Task to complete:
Every entry needs to be printed exactly, please.
----- Given information -----
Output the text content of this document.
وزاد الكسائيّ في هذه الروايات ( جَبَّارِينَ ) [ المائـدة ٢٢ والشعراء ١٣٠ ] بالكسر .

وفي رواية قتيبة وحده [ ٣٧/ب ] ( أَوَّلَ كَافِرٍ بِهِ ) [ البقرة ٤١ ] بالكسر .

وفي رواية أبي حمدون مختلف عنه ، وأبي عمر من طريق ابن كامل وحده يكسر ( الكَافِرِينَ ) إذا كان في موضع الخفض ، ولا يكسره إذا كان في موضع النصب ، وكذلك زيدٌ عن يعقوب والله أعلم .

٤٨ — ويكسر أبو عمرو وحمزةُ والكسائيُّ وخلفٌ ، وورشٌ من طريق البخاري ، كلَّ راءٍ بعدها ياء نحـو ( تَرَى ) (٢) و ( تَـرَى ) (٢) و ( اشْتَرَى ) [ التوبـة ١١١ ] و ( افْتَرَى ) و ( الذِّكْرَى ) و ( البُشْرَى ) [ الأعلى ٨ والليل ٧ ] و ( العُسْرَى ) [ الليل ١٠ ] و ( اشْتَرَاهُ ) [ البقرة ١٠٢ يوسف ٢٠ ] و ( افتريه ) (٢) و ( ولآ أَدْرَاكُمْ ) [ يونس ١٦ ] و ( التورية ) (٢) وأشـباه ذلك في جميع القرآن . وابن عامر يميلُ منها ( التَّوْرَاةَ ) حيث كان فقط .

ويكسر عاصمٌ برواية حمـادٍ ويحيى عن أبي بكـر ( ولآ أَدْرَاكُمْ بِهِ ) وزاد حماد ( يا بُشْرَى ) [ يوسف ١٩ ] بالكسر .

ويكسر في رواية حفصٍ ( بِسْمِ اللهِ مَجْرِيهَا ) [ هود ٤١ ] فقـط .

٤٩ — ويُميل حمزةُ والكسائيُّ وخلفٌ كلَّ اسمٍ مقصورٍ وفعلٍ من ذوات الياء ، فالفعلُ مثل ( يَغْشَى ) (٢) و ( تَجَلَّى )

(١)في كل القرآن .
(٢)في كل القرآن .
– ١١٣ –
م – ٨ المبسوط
-----
Completed task:
Output the text content of this document.
وزاد الكسائيّ في هذه الروايات ( جَبَّارِينَ ) [ المائـدة ٢٢ والشعراء ١٣٠ ] بالكسر .

وفي رواية قتيبة وحده [ ٣٧/ب ] ( أَوَّلَ كَافِرٍ بِهِ ) [ البقرة ٤١ ] بالكسر .

وفي رواية أبي حمدون مختلف عنه ، وأبي عمر من طريق ابن كامل وحده يكسر ( الكَافِرِينَ ) إذا كان في موضع الخفض ، ولا يكسره إذا كان في موضع النصب ، وكذلك زيدٌ عن يعقوب والله أعلم .

٤٨ — ويكسر أبو عمرو وحمزةُ والكسائيُّ وخلفٌ ، وورشٌ من طريق البخاري ، كلَّ راءٍ بعدها ياء نحـو ( تَرَى ) (٢) و ( تَـرَى ) (٢) و ( اشْتَرَى ) [ التوبـة ١١١ ] و ( افْتَرَى ) و ( الذِّكْرَى ) و ( البُشْرَى ) [ الأعلى ٨ والليل ٧ ] و ( العُسْرَى ) [ الليل ١٠ ] و ( اشْتَرَاهُ ) [ البقرة ١٠٢ يوسف ٢٠ ] و ( افتريه ) (٢) و ( ولآ أَدْرَاكُمْ ) [ يونس ١٦ ] و ( التورية ) (٢) وأشـباه ذلك في جميع القرآن . وابن عامر يميلُ منها ( التَّوْرَاةَ ) حيث كان فقط .

ويكسر عاصمٌ برواية حمـادٍ ويحيى عن أبي بكـر ( ولآ أَدْرَاكُمْ بِهِ ) وزاد حماد ( يا بُشْرَى ) [ يوسف ١٩ ] بالكسر .

ويكسر في رواية حفصٍ ( بِسْمِ اللهِ مَجْرِيهَا ) [ هود ٤١ ] فقـط .

٤٩ — ويُميل حمزةُ والكسائيُّ وخلفٌ كلَّ اسمٍ مقصورٍ وفعلٍ من ذوات الياء ، فالفعلُ مثل ( يَغْشَى ) (٢) و ( تَجَلَّى )

(١)في كل القرآن .
(٢)في كل القرآن .
– ١١٣ –
م – ٨ المبسوط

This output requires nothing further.